[The exercise]:
Copy the data below exactly.

[Provided data]:
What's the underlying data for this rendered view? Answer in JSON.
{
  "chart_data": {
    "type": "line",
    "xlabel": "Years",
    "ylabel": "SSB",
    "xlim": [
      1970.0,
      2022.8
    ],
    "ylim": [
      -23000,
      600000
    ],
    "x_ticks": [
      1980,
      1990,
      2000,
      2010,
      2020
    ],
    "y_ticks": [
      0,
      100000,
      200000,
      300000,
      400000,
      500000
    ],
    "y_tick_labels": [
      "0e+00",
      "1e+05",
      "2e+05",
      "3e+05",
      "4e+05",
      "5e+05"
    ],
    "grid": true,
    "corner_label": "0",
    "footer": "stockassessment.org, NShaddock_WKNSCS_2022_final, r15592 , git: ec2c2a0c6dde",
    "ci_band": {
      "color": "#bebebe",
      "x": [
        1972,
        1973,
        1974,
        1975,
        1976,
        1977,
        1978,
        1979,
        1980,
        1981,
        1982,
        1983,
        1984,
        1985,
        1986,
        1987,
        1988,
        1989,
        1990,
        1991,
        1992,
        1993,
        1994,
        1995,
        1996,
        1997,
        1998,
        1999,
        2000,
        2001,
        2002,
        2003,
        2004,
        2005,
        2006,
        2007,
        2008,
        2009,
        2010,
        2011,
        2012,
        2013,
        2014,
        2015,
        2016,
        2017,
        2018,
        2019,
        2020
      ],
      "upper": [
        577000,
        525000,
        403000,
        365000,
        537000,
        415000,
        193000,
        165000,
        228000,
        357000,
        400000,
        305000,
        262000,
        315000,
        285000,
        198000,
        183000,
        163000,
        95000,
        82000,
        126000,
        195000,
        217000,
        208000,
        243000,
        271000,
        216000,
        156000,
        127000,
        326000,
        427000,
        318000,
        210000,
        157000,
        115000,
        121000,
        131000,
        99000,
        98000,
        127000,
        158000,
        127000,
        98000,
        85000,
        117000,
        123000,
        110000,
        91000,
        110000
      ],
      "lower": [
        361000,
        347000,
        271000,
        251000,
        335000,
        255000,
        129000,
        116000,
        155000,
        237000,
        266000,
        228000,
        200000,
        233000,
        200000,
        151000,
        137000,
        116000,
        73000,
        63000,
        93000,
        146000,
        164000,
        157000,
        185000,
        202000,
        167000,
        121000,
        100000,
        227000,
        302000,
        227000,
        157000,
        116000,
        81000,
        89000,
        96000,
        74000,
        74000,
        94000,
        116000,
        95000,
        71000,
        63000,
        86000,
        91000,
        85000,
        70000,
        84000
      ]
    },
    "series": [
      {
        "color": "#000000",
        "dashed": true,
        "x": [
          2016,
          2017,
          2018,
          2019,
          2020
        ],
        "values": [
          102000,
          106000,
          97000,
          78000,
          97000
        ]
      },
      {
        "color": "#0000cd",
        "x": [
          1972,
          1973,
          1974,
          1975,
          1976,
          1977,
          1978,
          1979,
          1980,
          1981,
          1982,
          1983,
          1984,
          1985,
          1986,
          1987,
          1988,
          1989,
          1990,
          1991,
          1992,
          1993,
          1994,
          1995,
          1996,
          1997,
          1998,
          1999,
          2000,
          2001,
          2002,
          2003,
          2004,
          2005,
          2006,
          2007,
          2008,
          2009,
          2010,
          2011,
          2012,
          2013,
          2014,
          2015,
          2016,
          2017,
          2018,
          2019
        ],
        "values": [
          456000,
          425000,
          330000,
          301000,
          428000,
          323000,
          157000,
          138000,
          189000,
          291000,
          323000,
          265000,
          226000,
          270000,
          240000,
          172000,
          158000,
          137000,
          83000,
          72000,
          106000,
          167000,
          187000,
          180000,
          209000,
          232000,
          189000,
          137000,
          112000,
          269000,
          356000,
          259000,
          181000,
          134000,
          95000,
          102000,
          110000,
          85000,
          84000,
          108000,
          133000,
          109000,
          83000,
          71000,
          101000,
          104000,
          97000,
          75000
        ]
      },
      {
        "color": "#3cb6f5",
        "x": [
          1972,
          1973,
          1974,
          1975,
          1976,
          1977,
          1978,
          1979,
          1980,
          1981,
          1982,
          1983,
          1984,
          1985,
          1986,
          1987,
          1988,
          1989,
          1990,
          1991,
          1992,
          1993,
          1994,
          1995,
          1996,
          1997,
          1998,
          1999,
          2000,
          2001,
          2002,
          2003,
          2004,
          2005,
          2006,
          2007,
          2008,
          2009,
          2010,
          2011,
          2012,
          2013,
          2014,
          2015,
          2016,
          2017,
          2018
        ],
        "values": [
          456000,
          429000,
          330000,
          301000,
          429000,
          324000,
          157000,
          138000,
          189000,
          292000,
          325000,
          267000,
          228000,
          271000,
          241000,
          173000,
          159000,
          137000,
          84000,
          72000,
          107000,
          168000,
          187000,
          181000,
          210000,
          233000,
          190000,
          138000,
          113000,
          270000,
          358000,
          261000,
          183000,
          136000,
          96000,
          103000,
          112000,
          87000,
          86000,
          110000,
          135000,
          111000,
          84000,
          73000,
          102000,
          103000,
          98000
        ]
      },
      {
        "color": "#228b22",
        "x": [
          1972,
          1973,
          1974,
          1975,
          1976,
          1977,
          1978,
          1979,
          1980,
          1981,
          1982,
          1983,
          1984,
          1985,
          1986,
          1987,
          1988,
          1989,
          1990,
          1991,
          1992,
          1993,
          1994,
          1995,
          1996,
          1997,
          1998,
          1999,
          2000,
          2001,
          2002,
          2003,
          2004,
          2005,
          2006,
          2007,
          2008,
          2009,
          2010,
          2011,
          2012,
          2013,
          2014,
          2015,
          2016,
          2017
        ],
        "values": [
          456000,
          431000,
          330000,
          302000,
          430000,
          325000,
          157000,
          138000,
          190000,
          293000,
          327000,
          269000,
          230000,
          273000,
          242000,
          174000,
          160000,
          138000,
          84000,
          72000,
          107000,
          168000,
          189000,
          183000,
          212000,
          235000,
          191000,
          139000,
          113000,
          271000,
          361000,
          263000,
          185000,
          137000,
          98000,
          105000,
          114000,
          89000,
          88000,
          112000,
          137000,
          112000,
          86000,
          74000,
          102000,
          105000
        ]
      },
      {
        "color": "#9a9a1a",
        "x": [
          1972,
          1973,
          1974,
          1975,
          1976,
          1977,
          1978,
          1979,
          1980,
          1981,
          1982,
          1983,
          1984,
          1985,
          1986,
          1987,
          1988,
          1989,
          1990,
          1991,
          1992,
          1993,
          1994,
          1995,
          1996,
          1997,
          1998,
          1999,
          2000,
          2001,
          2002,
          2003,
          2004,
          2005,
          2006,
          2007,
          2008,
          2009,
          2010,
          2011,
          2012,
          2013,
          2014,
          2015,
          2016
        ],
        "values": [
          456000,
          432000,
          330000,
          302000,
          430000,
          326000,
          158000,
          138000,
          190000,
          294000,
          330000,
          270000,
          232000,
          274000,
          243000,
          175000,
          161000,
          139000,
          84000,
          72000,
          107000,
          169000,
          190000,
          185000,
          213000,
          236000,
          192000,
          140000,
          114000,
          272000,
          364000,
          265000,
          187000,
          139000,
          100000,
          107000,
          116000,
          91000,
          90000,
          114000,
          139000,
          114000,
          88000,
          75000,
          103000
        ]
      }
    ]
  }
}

[Problem solution]:
What's the underlying data for this rendered view? Answer in JSON.
{
  "chart_data": {
    "type": "line",
    "xlabel": "Years",
    "ylabel": "SSB",
    "xlim": [
      1970.0,
      2022.8
    ],
    "ylim": [
      -23000,
      600000
    ],
    "x_ticks": [
      1980,
      1990,
      2000,
      2010,
      2020
    ],
    "y_ticks": [
      0,
      100000,
      200000,
      300000,
      400000,
      500000
    ],
    "y_tick_labels": [
      "0e+00",
      "1e+05",
      "2e+05",
      "3e+05",
      "4e+05",
      "5e+05"
    ],
    "grid": true,
    "corner_label": "0",
    "footer": "stockassessment.org, NShaddock_WKNSCS_2022_final, r15592 , git: ec2c2a0c6dde",
    "ci_band": {
      "color": "#bebebe",
      "x": [
        1972,
        1973,
        1974,
        1975,
        1976,
        1977,
        1978,
        1979,
        1980,
        1981,
        1982,
        1983,
        1984,
        1985,
        1986,
        1987,
        1988,
        1989,
        1990,
        1991,
        1992,
        1993,
        1994,
        1995,
        1996,
        1997,
        1998,
        1999,
        2000,
        2001,
        2002,
        2003,
        2004,
        2005,
        2006,
        2007,
        2008,
        2009,
        2010,
        2011,
        2012,
        2013,
        2014,
        2015,
        2016,
        2017,
        2018,
        2019,
        2020
      ],
      "upper": [
        577000,
        525000,
        403000,
        365000,
        537000,
        415000,
        193000,
        165000,
        228000,
        357000,
        400000,
        305000,
        262000,
        315000,
        285000,
        198000,
        183000,
        163000,
        95000,
        82000,
        126000,
        195000,
        217000,
        208000,
        243000,
        271000,
        216000,
        156000,
        127000,
        326000,
        427000,
        318000,
        210000,
        157000,
        115000,
        121000,
        131000,
        99000,
        98000,
        127000,
        158000,
        127000,
        98000,
        85000,
        117000,
        123000,
        110000,
        91000,
        110000
      ],
      "lower": [
        361000,
        347000,
        271000,
        251000,
        335000,
        255000,
        129000,
        116000,
        155000,
        237000,
        266000,
        228000,
        200000,
        233000,
        200000,
        151000,
        137000,
        116000,
        73000,
        63000,
        93000,
        146000,
        164000,
        157000,
        185000,
        202000,
        167000,
        121000,
        100000,
        227000,
        302000,
        227000,
        157000,
        116000,
        81000,
        89000,
        96000,
        74000,
        74000,
        94000,
        116000,
        95000,
        71000,
        63000,
        86000,
        91000,
        85000,
        70000,
        84000
      ]
    },
    "series": [
      {
        "color": "#000000",
        "dashed": true,
        "x": [
          2016,
          2017,
          2018,
          2019,
          2020
        ],
        "values": [
          102000,
          106000,
          97000,
          78000,
          97000
        ]
      },
      {
        "color": "#0000cd",
        "x": [
          1972,
          1973,
          1974,
          1975,
          1976,
          1977,
          1978,
          1979,
          1980,
          1981,
          1982,
          1983,
          1984,
          1985,
          1986,
          1987,
          1988,
          1989,
          1990,
          1991,
          1992,
          1993,
          1994,
          1995,
          1996,
          1997,
          1998,
          1999,
          2000,
          2001,
          2002,
          2003,
          2004,
          2005,
          2006,
          2007,
          2008,
          2009,
          2010,
          2011,
          2012,
          2013,
          2014,
          2015,
          2016,
          2017,
          2018,
          2019
        ],
        "values": [
          456000,
          425000,
          330000,
          301000,
          428000,
          323000,
          157000,
          138000,
          189000,
          291000,
          323000,
          265000,
          226000,
          270000,
          240000,
          172000,
          158000,
          137000,
          83000,
          72000,
          106000,
          167000,
          187000,
          180000,
          209000,
          232000,
          189000,
          137000,
          112000,
          269000,
          356000,
          259000,
          181000,
          134000,
          95000,
          102000,
          110000,
          85000,
          84000,
          108000,
          133000,
          109000,
          83000,
          71000,
          101000,
          104000,
          97000,
          75000
        ]
      },
      {
        "color": "#3cb6f5",
        "x": [
          1972,
          1973,
          1974,
          1975,
          1976,
          1977,
          1978,
          1979,
          1980,
          1981,
          1982,
          1983,
          1984,
          1985,
          1986,
          1987,
          1988,
          1989,
          1990,
          1991,
          1992,
          1993,
          1994,
          1995,
          1996,
          1997,
          1998,
          1999,
          2000,
          2001,
          2002,
          2003,
          2004,
          2005,
          2006,
          2007,
          2008,
          2009,
          2010,
          2011,
          2012,
          2013,
          2014,
          2015,
          2016,
          2017,
          2018
        ],
        "values": [
          456000,
          429000,
          330000,
          301000,
          429000,
          324000,
          157000,
          138000,
          189000,
          292000,
          325000,
          267000,
          228000,
          271000,
          241000,
          173000,
          159000,
          137000,
          84000,
          72000,
          107000,
          168000,
          187000,
          181000,
          210000,
          233000,
          190000,
          138000,
          113000,
          270000,
          358000,
          261000,
          183000,
          136000,
          96000,
          103000,
          112000,
          87000,
          86000,
          110000,
          135000,
          111000,
          84000,
          73000,
          102000,
          103000,
          98000
        ]
      },
      {
        "color": "#228b22",
        "x": [
          1972,
          1973,
          1974,
          1975,
          1976,
          1977,
          1978,
          1979,
          1980,
          1981,
          1982,
          1983,
          1984,
          1985,
          1986,
          1987,
          1988,
          1989,
          1990,
          1991,
          1992,
          1993,
          1994,
          1995,
          1996,
          1997,
          1998,
          1999,
          2000,
          2001,
          2002,
          2003,
          2004,
          2005,
          2006,
          2007,
          2008,
          2009,
          2010,
          2011,
          2012,
          2013,
          2014,
          2015,
          2016,
          2017
        ],
        "values": [
          456000,
          431000,
          330000,
          302000,
          430000,
          325000,
          157000,
          138000,
          190000,
          293000,
          327000,
          269000,
          230000,
          273000,
          242000,
          174000,
          160000,
          138000,
          84000,
          72000,
          107000,
          168000,
          189000,
          183000,
          212000,
          235000,
          191000,
          139000,
          113000,
          271000,
          361000,
          263000,
          185000,
          137000,
          98000,
          105000,
          114000,
          89000,
          88000,
          112000,
          137000,
          112000,
          86000,
          74000,
          102000,
          105000
        ]
      },
      {
        "color": "#9a9a1a",
        "x": [
          1972,
          1973,
          1974,
          1975,
          1976,
          1977,
          1978,
          1979,
          1980,
          1981,
          1982,
          1983,
          1984,
          1985,
          1986,
          1987,
          1988,
          1989,
          1990,
          1991,
          1992,
          1993,
          1994,
          1995,
          1996,
          1997,
          1998,
          1999,
          2000,
          2001,
          2002,
          2003,
          2004,
          2005,
          2006,
          2007,
          2008,
          2009,
          2010,
          2011,
          2012,
          2013,
          2014,
          2015,
          2016
        ],
        "values": [
          456000,
          432000,
          330000,
          302000,
          430000,
          326000,
          158000,
          138000,
          190000,
          294000,
          330000,
          270000,
          232000,
          274000,
          243000,
          175000,
          161000,
          139000,
          84000,
          72000,
          107000,
          169000,
          190000,
          185000,
          213000,
          236000,
          192000,
          140000,
          114000,
          272000,
          364000,
          265000,
          187000,
          139000,
          100000,
          107000,
          116000,
          91000,
          90000,
          114000,
          139000,
          114000,
          88000,
          75000,
          103000
        ]
      }
    ]
  }
}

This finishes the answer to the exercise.